• PROBLEM TO WORK ON:
In full and without alteration, give the listing again.

• GIVEN DATA:
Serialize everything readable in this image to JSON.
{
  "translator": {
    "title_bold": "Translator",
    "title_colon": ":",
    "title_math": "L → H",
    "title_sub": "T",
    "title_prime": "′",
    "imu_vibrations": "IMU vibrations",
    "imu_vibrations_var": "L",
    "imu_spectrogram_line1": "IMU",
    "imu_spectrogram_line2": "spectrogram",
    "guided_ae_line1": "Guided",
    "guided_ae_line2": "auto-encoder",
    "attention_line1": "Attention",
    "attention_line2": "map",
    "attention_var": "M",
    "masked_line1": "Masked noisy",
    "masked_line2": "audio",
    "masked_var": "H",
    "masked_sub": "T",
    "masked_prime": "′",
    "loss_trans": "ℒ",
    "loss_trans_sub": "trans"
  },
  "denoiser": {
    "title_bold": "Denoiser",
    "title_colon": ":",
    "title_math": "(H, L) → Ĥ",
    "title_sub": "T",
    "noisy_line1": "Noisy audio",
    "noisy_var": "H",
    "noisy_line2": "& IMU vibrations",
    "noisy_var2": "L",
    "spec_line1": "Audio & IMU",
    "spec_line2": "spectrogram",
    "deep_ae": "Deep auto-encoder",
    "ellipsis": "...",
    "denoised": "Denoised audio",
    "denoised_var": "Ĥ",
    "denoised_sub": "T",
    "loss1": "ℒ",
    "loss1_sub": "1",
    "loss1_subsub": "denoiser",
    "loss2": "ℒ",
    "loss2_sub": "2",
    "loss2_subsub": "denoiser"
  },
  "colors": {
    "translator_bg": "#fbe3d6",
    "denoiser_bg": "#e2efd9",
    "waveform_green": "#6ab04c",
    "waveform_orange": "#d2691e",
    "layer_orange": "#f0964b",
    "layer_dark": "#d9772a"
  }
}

• TASK RESPONSE:
Serialize everything readable in this image to JSON.
{
  "translator": {
    "title_bold": "Translator",
    "title_colon": ":",
    "title_math": "L → H",
    "title_sub": "T",
    "title_prime": "′",
    "imu_vibrations": "IMU vibrations",
    "imu_vibrations_var": "L",
    "imu_spectrogram_line1": "IMU",
    "imu_spectrogram_line2": "spectrogram",
    "guided_ae_line1": "Guided",
    "guided_ae_line2": "auto-encoder",
    "attention_line1": "Attention",
    "attention_line2": "map",
    "attention_var": "M",
    "masked_line1": "Masked noisy",
    "masked_line2": "audio",
    "masked_var": "H",
    "masked_sub": "T",
    "masked_prime": "′",
    "loss_trans": "ℒ",
    "loss_trans_sub": "trans"
  },
  "denoiser": {
    "title_bold": "Denoiser",
    "title_colon": ":",
    "title_math": "(H, L) → Ĥ",
    "title_sub": "T",
    "noisy_line1": "Noisy audio",
    "noisy_var": "H",
    "noisy_line2": "& IMU vibrations",
    "noisy_var2": "L",
    "spec_line1": "Audio & IMU",
    "spec_line2": "spectrogram",
    "deep_ae": "Deep auto-encoder",
    "ellipsis": "...",
    "denoised": "Denoised audio",
    "denoised_var": "Ĥ",
    "denoised_sub": "T",
    "loss1": "ℒ",
    "loss1_sub": "1",
    "loss1_subsub": "denoiser",
    "loss2": "ℒ",
    "loss2_sub": "2",
    "loss2_subsub": "denoiser"
  },
  "colors": {
    "translator_bg": "#fbe3d6",
    "denoiser_bg": "#e2efd9",
    "waveform_green": "#6ab04c",
    "waveform_orange": "#d2691e",
    "layer_orange": "#f0964b",
    "layer_dark": "#d9772a"
  }
}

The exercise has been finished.